**Set exercise:**
Transcribe all the entries word for word, but omit the images.

**Dataset entries:**
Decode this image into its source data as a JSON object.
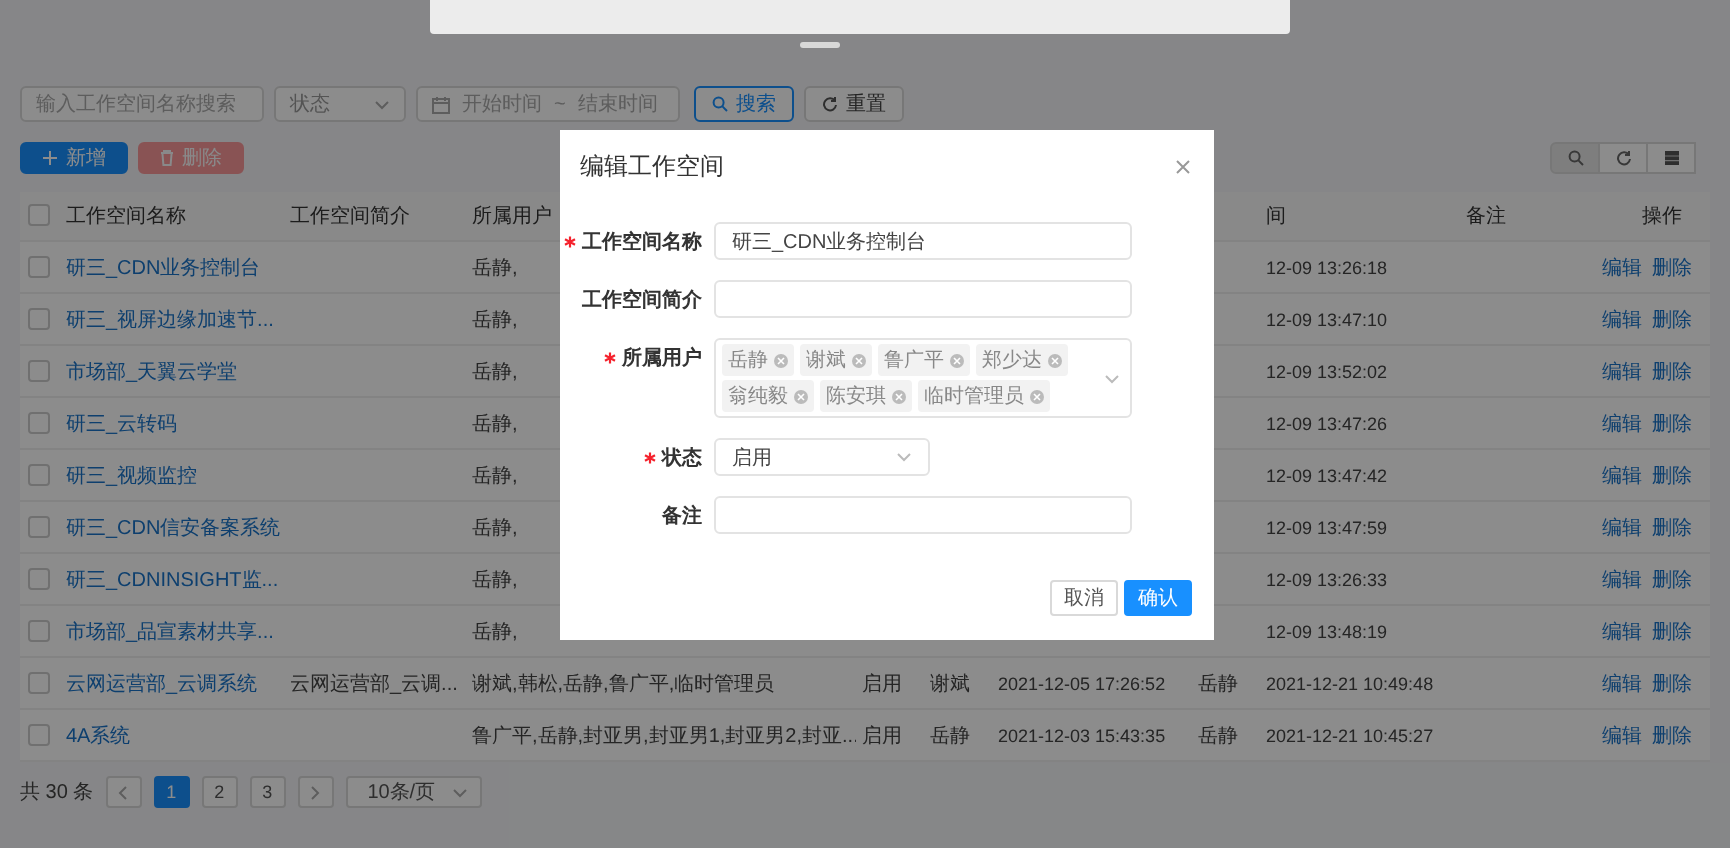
{
  "toolbar": {
    "search": {
      "placeholder": "输入工作空间名称搜索"
    },
    "status_select": {
      "placeholder": "状态"
    },
    "date_range": {
      "start_placeholder": "开始时间",
      "separator": "~",
      "end_placeholder": "结束时间"
    },
    "buttons": [
      {
        "label": "搜索",
        "kind": "primary"
      },
      {
        "label": "重置",
        "kind": "default"
      }
    ]
  },
  "actions": [
    {
      "label": "新增",
      "kind": "primary",
      "disabled": false
    },
    {
      "label": "删除",
      "kind": "danger",
      "disabled": true
    }
  ],
  "table": {
    "header_checked": false,
    "headers": {
      "name": "工作空间名称",
      "intro": "工作空间简介",
      "users": "所属用户",
      "updated": "间",
      "remark": "备注",
      "actions": "操作"
    },
    "rows": [
      {
        "checked": false,
        "name": "研三_CDN业务控制台",
        "users": "岳静,",
        "updated": "12-09 13:26:18",
        "actions": [
          "编辑",
          "删除"
        ]
      },
      {
        "checked": false,
        "name": "研三_视屏边缘加速节...",
        "users": "岳静,",
        "updated": "12-09 13:47:10",
        "actions": [
          "编辑",
          "删除"
        ]
      },
      {
        "checked": false,
        "name": "市场部_天翼云学堂",
        "users": "岳静,",
        "updated": "12-09 13:52:02",
        "actions": [
          "编辑",
          "删除"
        ]
      },
      {
        "checked": false,
        "name": "研三_云转码",
        "users": "岳静,",
        "updated": "12-09 13:47:26",
        "actions": [
          "编辑",
          "删除"
        ]
      },
      {
        "checked": false,
        "name": "研三_视频监控",
        "users": "岳静,",
        "updated": "12-09 13:47:42",
        "actions": [
          "编辑",
          "删除"
        ]
      },
      {
        "checked": false,
        "name": "研三_CDN信安备案系统",
        "users": "岳静,",
        "updated": "12-09 13:47:59",
        "actions": [
          "编辑",
          "删除"
        ]
      },
      {
        "checked": false,
        "name": "研三_CDNINSIGHT监...",
        "users": "岳静,",
        "updated": "12-09 13:26:33",
        "actions": [
          "编辑",
          "删除"
        ]
      },
      {
        "checked": false,
        "name": "市场部_品宣素材共享...",
        "users": "岳静,",
        "updated": "12-09 13:48:19",
        "actions": [
          "编辑",
          "删除"
        ]
      },
      {
        "checked": false,
        "name": "云网运营部_云调系统",
        "intro": "云网运营部_云调...",
        "users": "谢斌,韩松,岳静,鲁广平,临时管理员",
        "status": "启用",
        "creator": "谢斌",
        "created": "2021-12-05 17:26:52",
        "updater": "岳静",
        "updated": "2021-12-21 10:49:48",
        "actions": [
          "编辑",
          "删除"
        ]
      },
      {
        "checked": false,
        "name": "4A系统",
        "users": "鲁广平,岳静,封亚男,封亚男1,封亚男2,封亚...",
        "status": "启用",
        "creator": "岳静",
        "created": "2021-12-03 15:43:35",
        "updater": "岳静",
        "updated": "2021-12-21 10:45:27",
        "actions": [
          "编辑",
          "删除"
        ]
      }
    ]
  },
  "pagination": {
    "total": "共 30 条",
    "pages": [
      {
        "label": "1",
        "selected": true
      },
      {
        "label": "2",
        "selected": false
      },
      {
        "label": "3",
        "selected": false
      }
    ],
    "page_size": "10条/页"
  },
  "modal": {
    "title": "编辑工作空间",
    "fields": [
      {
        "label": "工作空间名称",
        "required": true,
        "kind": "input",
        "value": "研三_CDN业务控制台"
      },
      {
        "label": "工作空间简介",
        "required": false,
        "kind": "input"
      },
      {
        "label": "所属用户",
        "required": true,
        "kind": "tags",
        "tags": [
          "岳静",
          "谢斌",
          "鲁广平",
          "郑少达",
          "翁纯毅",
          "陈安琪",
          "临时管理员"
        ]
      },
      {
        "label": "状态",
        "required": true,
        "kind": "select",
        "value": "启用"
      },
      {
        "label": "备注",
        "required": false,
        "kind": "input"
      }
    ],
    "buttons": [
      {
        "label": "取消",
        "kind": "default"
      },
      {
        "label": "确认",
        "kind": "primary"
      }
    ]
  }
}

**Reply to the exercise:**
Decode this image into its source data as a JSON object.
{
  "toolbar": {
    "search": {
      "placeholder": "输入工作空间名称搜索"
    },
    "status_select": {
      "placeholder": "状态"
    },
    "date_range": {
      "start_placeholder": "开始时间",
      "separator": "~",
      "end_placeholder": "结束时间"
    },
    "buttons": [
      {
        "label": "搜索",
        "kind": "primary"
      },
      {
        "label": "重置",
        "kind": "default"
      }
    ]
  },
  "actions": [
    {
      "label": "新增",
      "kind": "primary",
      "disabled": false
    },
    {
      "label": "删除",
      "kind": "danger",
      "disabled": true
    }
  ],
  "table": {
    "header_checked": false,
    "headers": {
      "name": "工作空间名称",
      "intro": "工作空间简介",
      "users": "所属用户",
      "updated": "间",
      "remark": "备注",
      "actions": "操作"
    },
    "rows": [
      {
        "checked": false,
        "name": "研三_CDN业务控制台",
        "users": "岳静,",
        "updated": "12-09 13:26:18",
        "actions": [
          "编辑",
          "删除"
        ]
      },
      {
        "checked": false,
        "name": "研三_视屏边缘加速节...",
        "users": "岳静,",
        "updated": "12-09 13:47:10",
        "actions": [
          "编辑",
          "删除"
        ]
      },
      {
        "checked": false,
        "name": "市场部_天翼云学堂",
        "users": "岳静,",
        "updated": "12-09 13:52:02",
        "actions": [
          "编辑",
          "删除"
        ]
      },
      {
        "checked": false,
        "name": "研三_云转码",
        "users": "岳静,",
        "updated": "12-09 13:47:26",
        "actions": [
          "编辑",
          "删除"
        ]
      },
      {
        "checked": false,
        "name": "研三_视频监控",
        "users": "岳静,",
        "updated": "12-09 13:47:42",
        "actions": [
          "编辑",
          "删除"
        ]
      },
      {
        "checked": false,
        "name": "研三_CDN信安备案系统",
        "users": "岳静,",
        "updated": "12-09 13:47:59",
        "actions": [
          "编辑",
          "删除"
        ]
      },
      {
        "checked": false,
        "name": "研三_CDNINSIGHT监...",
        "users": "岳静,",
        "updated": "12-09 13:26:33",
        "actions": [
          "编辑",
          "删除"
        ]
      },
      {
        "checked": false,
        "name": "市场部_品宣素材共享...",
        "users": "岳静,",
        "updated": "12-09 13:48:19",
        "actions": [
          "编辑",
          "删除"
        ]
      },
      {
        "checked": false,
        "name": "云网运营部_云调系统",
        "intro": "云网运营部_云调...",
        "users": "谢斌,韩松,岳静,鲁广平,临时管理员",
        "status": "启用",
        "creator": "谢斌",
        "created": "2021-12-05 17:26:52",
        "updater": "岳静",
        "updated": "2021-12-21 10:49:48",
        "actions": [
          "编辑",
          "删除"
        ]
      },
      {
        "checked": false,
        "name": "4A系统",
        "users": "鲁广平,岳静,封亚男,封亚男1,封亚男2,封亚...",
        "status": "启用",
        "creator": "岳静",
        "created": "2021-12-03 15:43:35",
        "updater": "岳静",
        "updated": "2021-12-21 10:45:27",
        "actions": [
          "编辑",
          "删除"
        ]
      }
    ]
  },
  "pagination": {
    "total": "共 30 条",
    "pages": [
      {
        "label": "1",
        "selected": true
      },
      {
        "label": "2",
        "selected": false
      },
      {
        "label": "3",
        "selected": false
      }
    ],
    "page_size": "10条/页"
  },
  "modal": {
    "title": "编辑工作空间",
    "fields": [
      {
        "label": "工作空间名称",
        "required": true,
        "kind": "input",
        "value": "研三_CDN业务控制台"
      },
      {
        "label": "工作空间简介",
        "required": false,
        "kind": "input"
      },
      {
        "label": "所属用户",
        "required": true,
        "kind": "tags",
        "tags": [
          "岳静",
          "谢斌",
          "鲁广平",
          "郑少达",
          "翁纯毅",
          "陈安琪",
          "临时管理员"
        ]
      },
      {
        "label": "状态",
        "required": true,
        "kind": "select",
        "value": "启用"
      },
      {
        "label": "备注",
        "required": false,
        "kind": "input"
      }
    ],
    "buttons": [
      {
        "label": "取消",
        "kind": "default"
      },
      {
        "label": "确认",
        "kind": "primary"
      }
    ]
  }
}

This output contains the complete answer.